_DESCRIPTION OF THE TASK_. Skip the pictures and extract all of the lines exactly as written.
>> begin DATASET EXTRACT
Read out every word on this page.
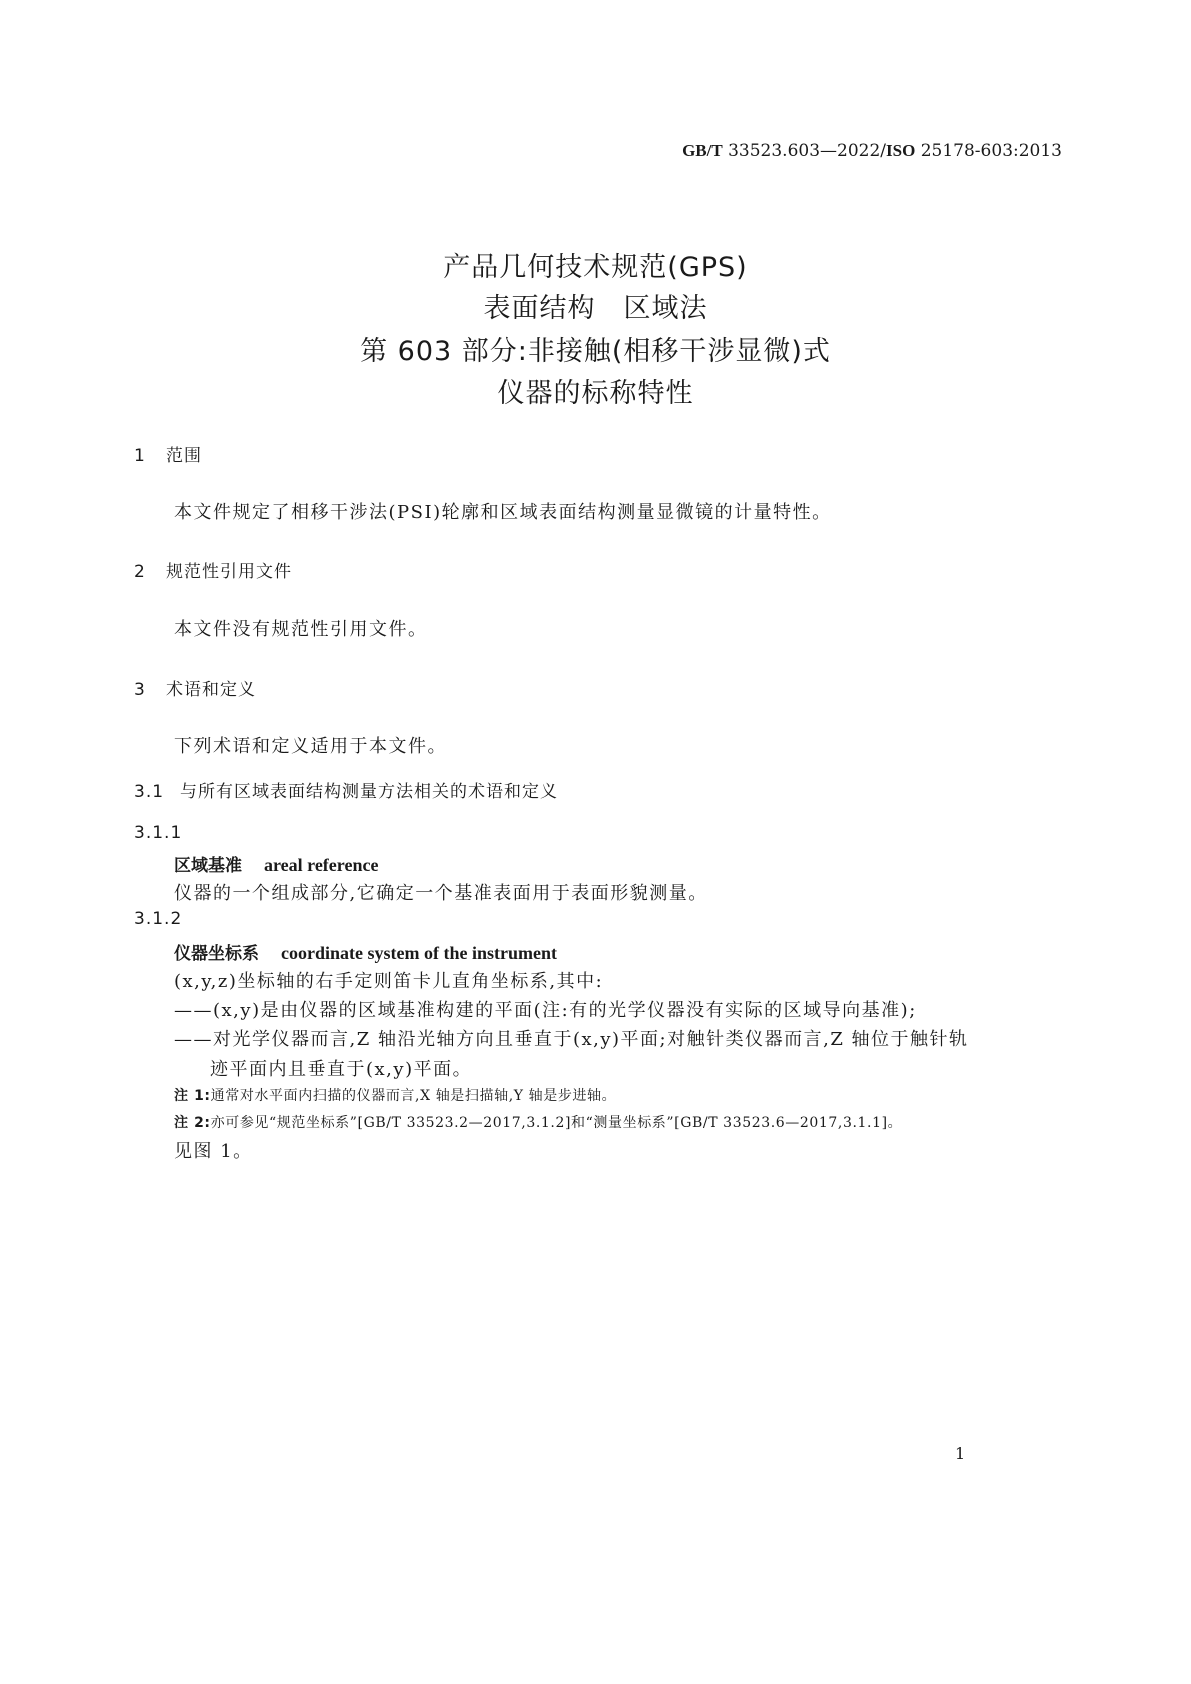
GB/T 33523.603—2022/ISO 25178-603:2013
产品几何技术规范(GPS)
表面结构　区域法
第 603 部分:非接触(相移干涉显微)式
仪器的标称特性
1 范围
本文件规定了相移干涉法(PSI)轮廓和区域表面结构测量显微镜的计量特性。
2 规范性引用文件
本文件没有规范性引用文件。
3 术语和定义
下列术语和定义适用于本文件。
3.1 与所有区域表面结构测量方法相关的术语和定义
3.1.1
区域基准 areal reference
仪器的一个组成部分,它确定一个基准表面用于表面形貌测量。
3.1.2
仪器坐标系 coordinate system of the instrument
(x,y,z)坐标轴的右手定则笛卡儿直角坐标系,其中:
——(x,y)是由仪器的区域基准构建的平面(注:有的光学仪器没有实际的区域导向基准);
——对光学仪器而言,Z 轴沿光轴方向且垂直于(x,y)平面;对触针类仪器而言,Z 轴位于触针轨
迹平面内且垂直于(x,y)平面。
注 1:通常对水平面内扫描的仪器而言,X 轴是扫描轴,Y 轴是步进轴。
注 2:亦可参见“规范坐标系”[GB/T 33523.2—2017,3.1.2]和“测量坐标系”[GB/T 33523.6—2017,3.1.1]。
见图 1。
1
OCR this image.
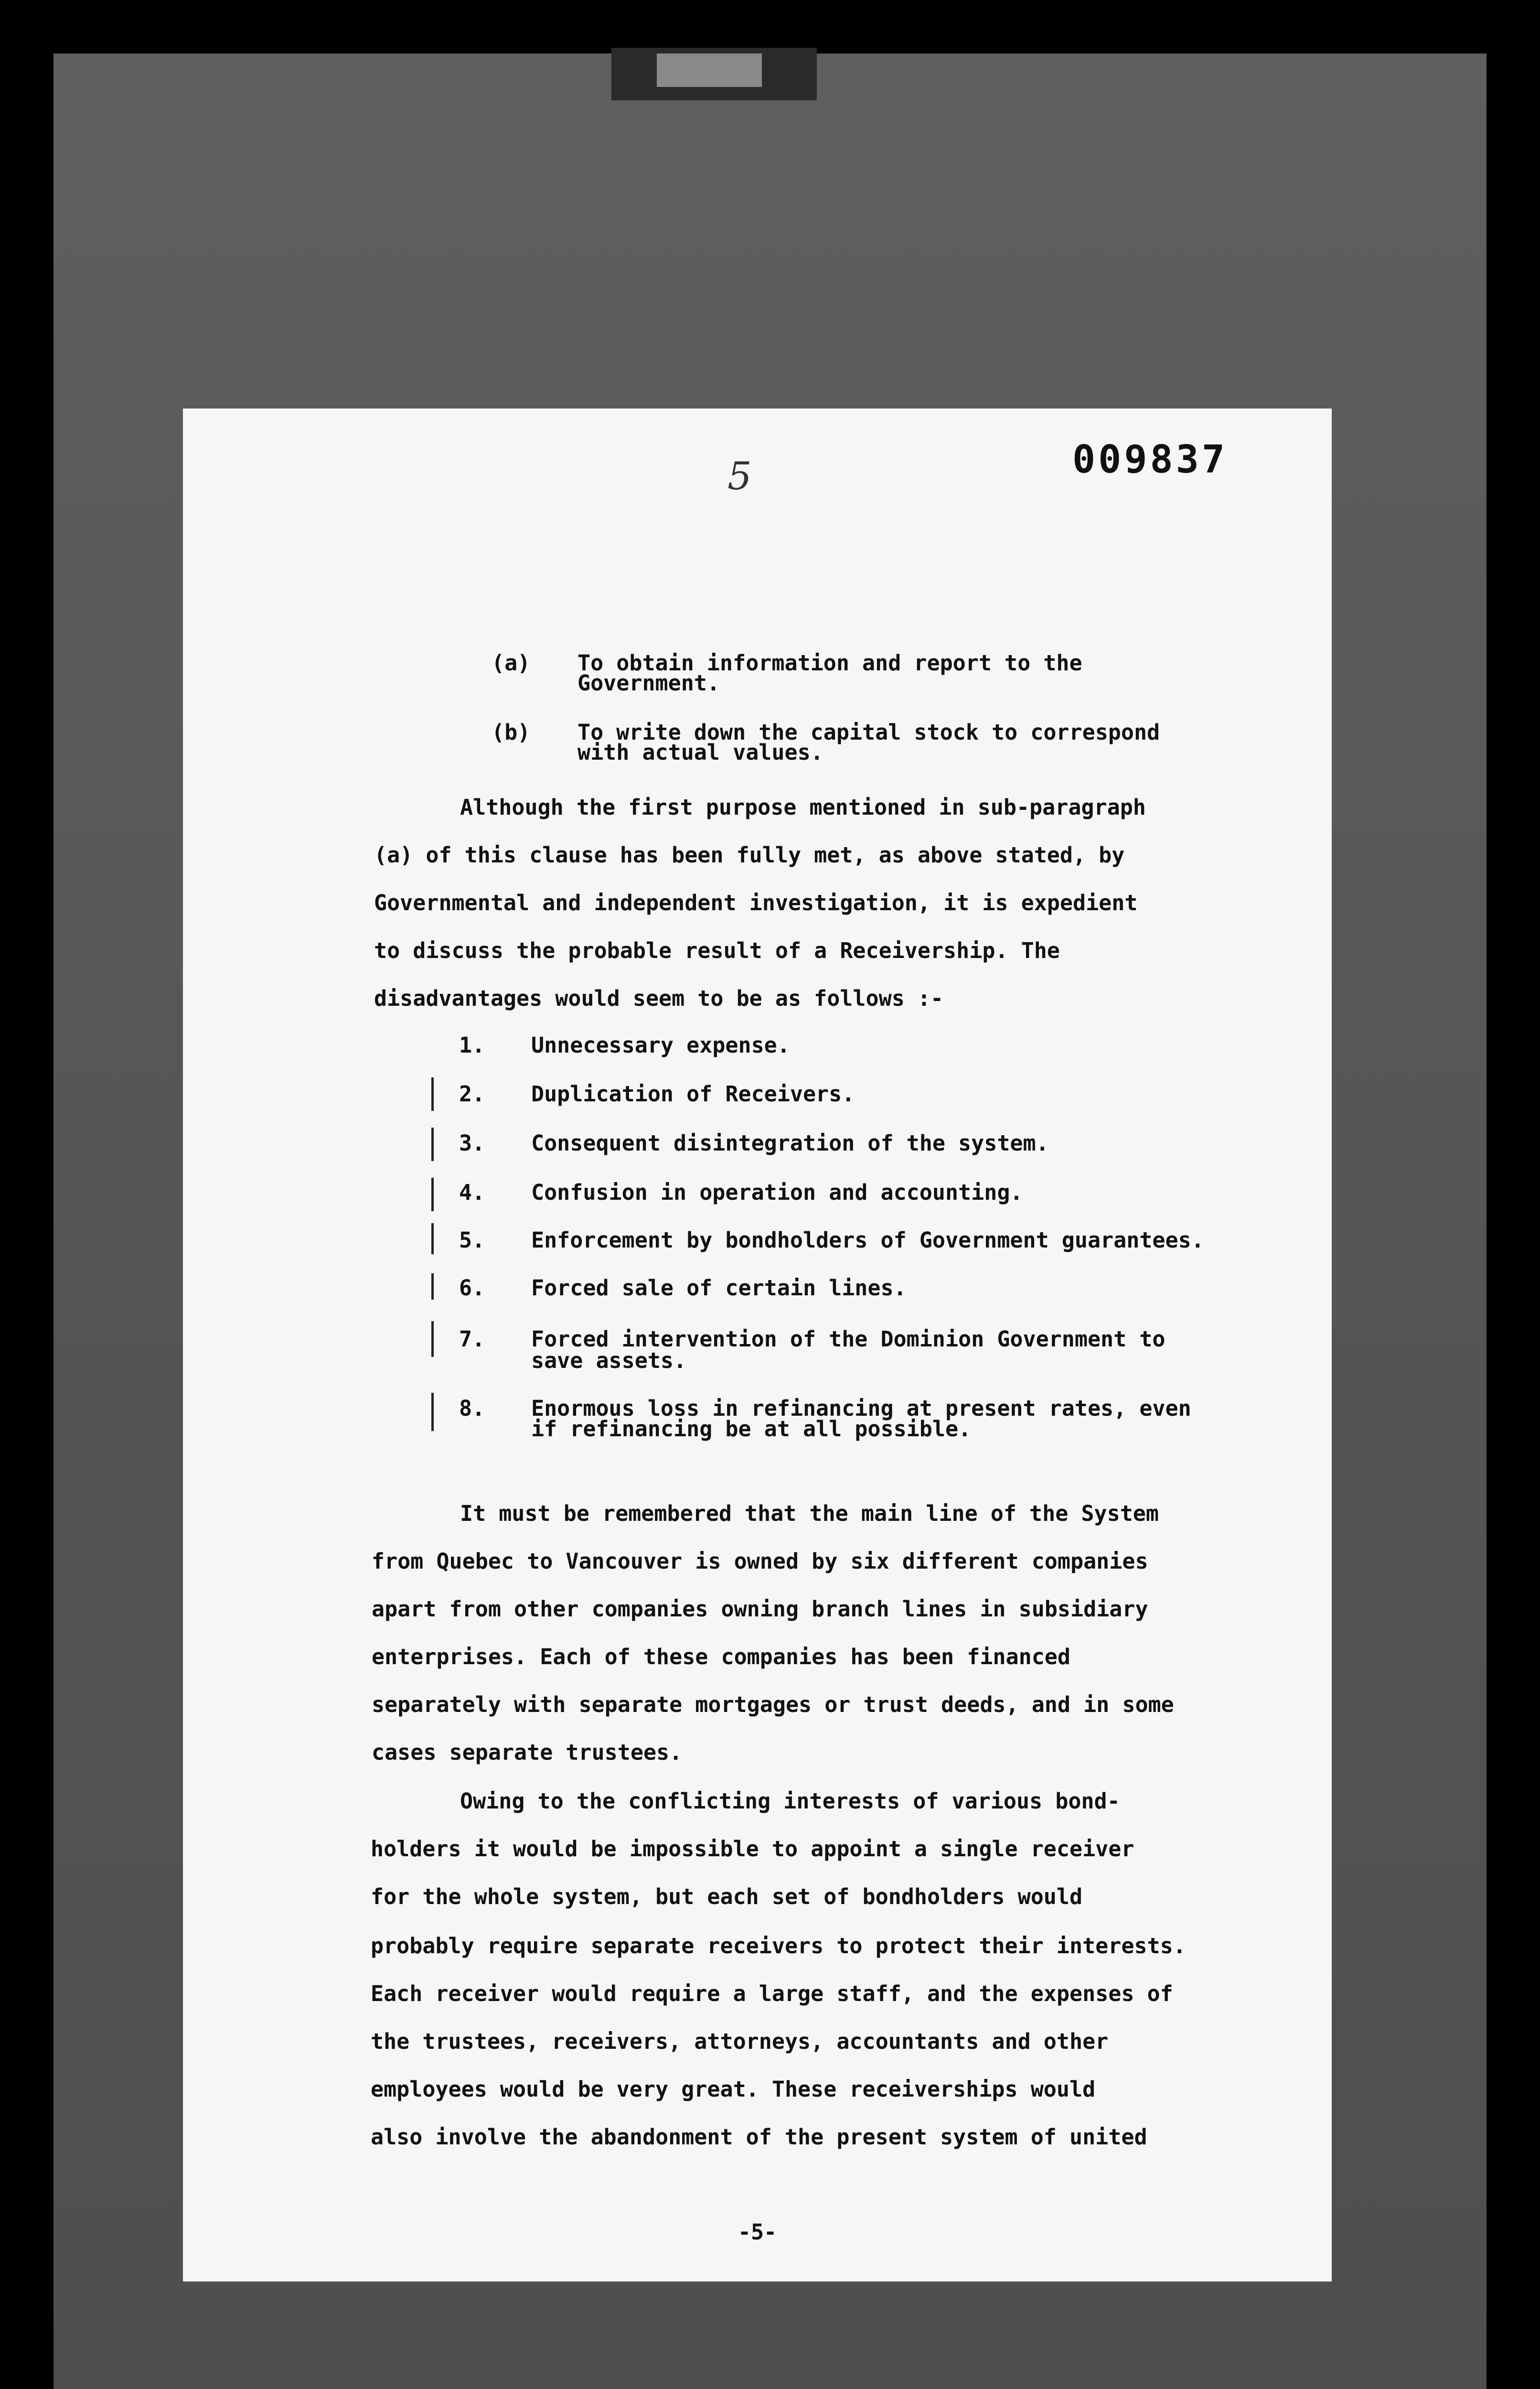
009837
5
(a) To obtain information and report to the
Government.
(b) To write down the capital stock to correspond
with actual values.
Although the first purpose mentioned in sub-paragraph
(a) of this clause has been fully met, as above stated, by
Governmental and independent investigation, it is expedient
to discuss the probable result of a Receivership. The
disadvantages would seem to be as follows :-
1. Unnecessary expense.
2. Duplication of Receivers.
3. Consequent disintegration of the system.
4. Confusion in operation and accounting.
5. Enforcement by bondholders of Government guarantees.
6. Forced sale of certain lines.
7. Forced intervention of the Dominion Government to
save assets.
8. Enormous loss in refinancing at present rates, even
if refinancing be at all possible.
It must be remembered that the main line of the System
from Quebec to Vancouver is owned by six different companies
apart from other companies owning branch lines in subsidiary
enterprises. Each of these companies has been financed
separately with separate mortgages or trust deeds, and in some
cases separate trustees.
Owing to the conflicting interests of various bond-
holders it would be impossible to appoint a single receiver
for the whole system, but each set of bondholders would
probably require separate receivers to protect their interests.
Each receiver would require a large staff, and the expenses of
the trustees, receivers, attorneys, accountants and other
employees would be very great. These receiverships would
also involve the abandonment of the present system of united
-5-
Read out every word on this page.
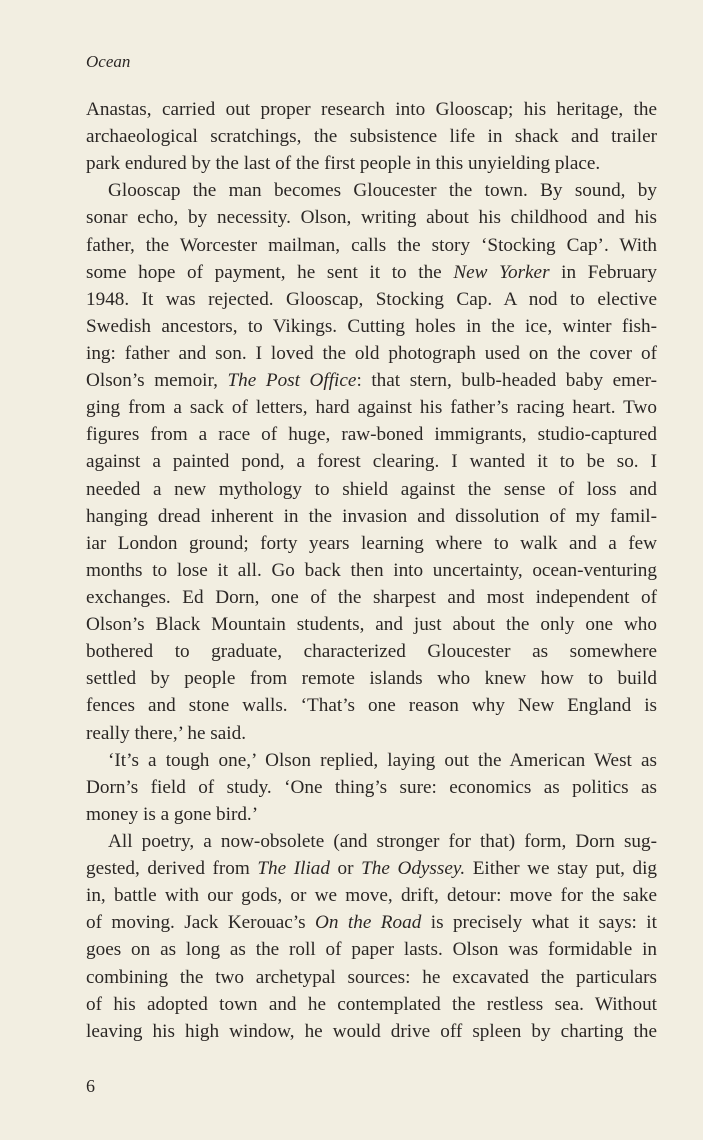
Ocean
Anastas, carried out proper research into Glooscap; his heritage, the
archaeological scratchings, the subsistence life in shack and trailer
park endured by the last of the first people in this unyielding place.
Glooscap the man becomes Gloucester the town. By sound, by
sonar echo, by necessity. Olson, writing about his childhood and his
father, the Worcester mailman, calls the story ‘Stocking Cap’. With
some hope of payment, he sent it to the New Yorker in February
1948. It was rejected. Glooscap, Stocking Cap. A nod to elective
Swedish ancestors, to Vikings. Cutting holes in the ice, winter fish-
ing: father and son. I loved the old photograph used on the cover of
Olson’s memoir, The Post Office: that stern, bulb-headed baby emer-
ging from a sack of letters, hard against his father’s racing heart. Two
figures from a race of huge, raw-boned immigrants, studio-captured
against a painted pond, a forest clearing. I wanted it to be so. I
needed a new mythology to shield against the sense of loss and
hanging dread inherent in the invasion and dissolution of my famil-
iar London ground; forty years learning where to walk and a few
months to lose it all. Go back then into uncertainty, ocean-venturing
exchanges. Ed Dorn, one of the sharpest and most independent of
Olson’s Black Mountain students, and just about the only one who
bothered to graduate, characterized Gloucester as somewhere
settled by people from remote islands who knew how to build
fences and stone walls. ‘That’s one reason why New England is
really there,’ he said.
‘It’s a tough one,’ Olson replied, laying out the American West as
Dorn’s field of study. ‘One thing’s sure: economics as politics as
money is a gone bird.’
All poetry, a now-obsolete (and stronger for that) form, Dorn sug-
gested, derived from The Iliad or The Odyssey. Either we stay put, dig
in, battle with our gods, or we move, drift, detour: move for the sake
of moving. Jack Kerouac’s On the Road is precisely what it says: it
goes on as long as the roll of paper lasts. Olson was formidable in
combining the two archetypal sources: he excavated the particulars
of his adopted town and he contemplated the restless sea. Without
leaving his high window, he would drive off spleen by charting the
6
>> end DATASET EXTRACT
_COMPLETE OUTPUT_.
Read out every word on this page.
GB/T 33523.603—2022/ISO 25178-603:2013
产品几何技术规范(GPS)
表面结构　区域法
第 603 部分:非接触(相移干涉显微)式
仪器的标称特性
1 范围
本文件规定了相移干涉法(PSI)轮廓和区域表面结构测量显微镜的计量特性。
2 规范性引用文件
本文件没有规范性引用文件。
3 术语和定义
下列术语和定义适用于本文件。
3.1 与所有区域表面结构测量方法相关的术语和定义
3.1.1
区域基准 areal reference
仪器的一个组成部分,它确定一个基准表面用于表面形貌测量。
3.1.2
仪器坐标系 coordinate system of the instrument
(x,y,z)坐标轴的右手定则笛卡儿直角坐标系,其中:
——(x,y)是由仪器的区域基准构建的平面(注:有的光学仪器没有实际的区域导向基准);
——对光学仪器而言,Z 轴沿光轴方向且垂直于(x,y)平面;对触针类仪器而言,Z 轴位于触针轨
迹平面内且垂直于(x,y)平面。
注 1:通常对水平面内扫描的仪器而言,X 轴是扫描轴,Y 轴是步进轴。
注 2:亦可参见“规范坐标系”[GB/T 33523.2—2017,3.1.2]和“测量坐标系”[GB/T 33523.6—2017,3.1.1]。
见图 1。
1
OCR this image.
009837
5
(a) To obtain information and report to the
Government.
(b) To write down the capital stock to correspond
with actual values.
Although the first purpose mentioned in sub-paragraph
(a) of this clause has been fully met, as above stated, by
Governmental and independent investigation, it is expedient
to discuss the probable result of a Receivership. The
disadvantages would seem to be as follows :-
1. Unnecessary expense.
2. Duplication of Receivers.
3. Consequent disintegration of the system.
4. Confusion in operation and accounting.
5. Enforcement by bondholders of Government guarantees.
6. Forced sale of certain lines.
7. Forced intervention of the Dominion Government to
save assets.
8. Enormous loss in refinancing at present rates, even
if refinancing be at all possible.
It must be remembered that the main line of the System
from Quebec to Vancouver is owned by six different companies
apart from other companies owning branch lines in subsidiary
enterprises. Each of these companies has been financed
separately with separate mortgages or trust deeds, and in some
cases separate trustees.
Owing to the conflicting interests of various bond-
holders it would be impossible to appoint a single receiver
for the whole system, but each set of bondholders would
probably require separate receivers to protect their interests.
Each receiver would require a large staff, and the expenses of
the trustees, receivers, attorneys, accountants and other
employees would be very great. These receiverships would
also involve the abandonment of the present system of united
-5-
Read out every word on this page.
Ocean
Anastas, carried out proper research into Glooscap; his heritage, the
archaeological scratchings, the subsistence life in shack and trailer
park endured by the last of the first people in this unyielding place.
Glooscap the man becomes Gloucester the town. By sound, by
sonar echo, by necessity. Olson, writing about his childhood and his
father, the Worcester mailman, calls the story ‘Stocking Cap’. With
some hope of payment, he sent it to the New Yorker in February
1948. It was rejected. Glooscap, Stocking Cap. A nod to elective
Swedish ancestors, to Vikings. Cutting holes in the ice, winter fish-
ing: father and son. I loved the old photograph used on the cover of
Olson’s memoir, The Post Office: that stern, bulb-headed baby emer-
ging from a sack of letters, hard against his father’s racing heart. Two
figures from a race of huge, raw-boned immigrants, studio-captured
against a painted pond, a forest clearing. I wanted it to be so. I
needed a new mythology to shield against the sense of loss and
hanging dread inherent in the invasion and dissolution of my famil-
iar London ground; forty years learning where to walk and a few
months to lose it all. Go back then into uncertainty, ocean-venturing
exchanges. Ed Dorn, one of the sharpest and most independent of
Olson’s Black Mountain students, and just about the only one who
bothered to graduate, characterized Gloucester as somewhere
settled by people from remote islands who knew how to build
fences and stone walls. ‘That’s one reason why New England is
really there,’ he said.
‘It’s a tough one,’ Olson replied, laying out the American West as
Dorn’s field of study. ‘One thing’s sure: economics as politics as
money is a gone bird.’
All poetry, a now-obsolete (and stronger for that) form, Dorn sug-
gested, derived from The Iliad or The Odyssey. Either we stay put, dig
in, battle with our gods, or we move, drift, detour: move for the sake
of moving. Jack Kerouac’s On the Road is precisely what it says: it
goes on as long as the roll of paper lasts. Olson was formidable in
combining the two archetypal sources: he excavated the particulars
of his adopted town and he contemplated the restless sea. Without
leaving his high window, he would drive off spleen by charting the
6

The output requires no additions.